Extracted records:
--- --- ---

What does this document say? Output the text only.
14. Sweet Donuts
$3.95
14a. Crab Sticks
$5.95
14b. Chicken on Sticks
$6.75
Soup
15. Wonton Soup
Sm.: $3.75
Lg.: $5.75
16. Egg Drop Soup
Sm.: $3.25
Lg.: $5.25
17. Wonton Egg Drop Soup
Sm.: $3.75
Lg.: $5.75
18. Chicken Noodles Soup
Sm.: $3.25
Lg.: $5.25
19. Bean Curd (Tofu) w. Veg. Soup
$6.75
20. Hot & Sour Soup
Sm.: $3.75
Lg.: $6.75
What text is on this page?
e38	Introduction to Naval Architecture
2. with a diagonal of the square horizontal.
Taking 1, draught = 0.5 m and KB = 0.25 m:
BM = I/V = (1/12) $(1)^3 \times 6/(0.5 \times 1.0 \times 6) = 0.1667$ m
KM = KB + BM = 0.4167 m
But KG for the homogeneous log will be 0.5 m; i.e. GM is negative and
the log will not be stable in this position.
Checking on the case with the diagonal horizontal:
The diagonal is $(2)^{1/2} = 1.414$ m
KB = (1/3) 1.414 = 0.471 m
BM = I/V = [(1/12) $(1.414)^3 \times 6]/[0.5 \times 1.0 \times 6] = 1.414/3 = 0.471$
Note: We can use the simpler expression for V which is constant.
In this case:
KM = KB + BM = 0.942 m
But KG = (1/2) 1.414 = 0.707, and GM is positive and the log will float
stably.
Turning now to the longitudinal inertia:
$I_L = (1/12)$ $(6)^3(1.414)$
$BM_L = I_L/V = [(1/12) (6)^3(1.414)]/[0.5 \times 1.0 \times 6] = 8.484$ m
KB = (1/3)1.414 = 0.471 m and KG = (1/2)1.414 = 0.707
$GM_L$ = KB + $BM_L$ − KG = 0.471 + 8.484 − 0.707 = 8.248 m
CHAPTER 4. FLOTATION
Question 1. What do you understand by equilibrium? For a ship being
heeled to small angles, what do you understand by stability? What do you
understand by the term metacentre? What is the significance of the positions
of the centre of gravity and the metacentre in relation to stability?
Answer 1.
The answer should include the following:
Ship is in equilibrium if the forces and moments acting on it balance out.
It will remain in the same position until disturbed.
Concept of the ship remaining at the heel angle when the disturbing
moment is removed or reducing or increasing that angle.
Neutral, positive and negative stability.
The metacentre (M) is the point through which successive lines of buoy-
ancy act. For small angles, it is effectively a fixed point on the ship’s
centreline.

--- --- ---

Task prompt
Filter the data, keeping only the lines that contain "Drop".

Solution for this task
16. Egg Drop Soup
17. Wonton Egg Drop Soup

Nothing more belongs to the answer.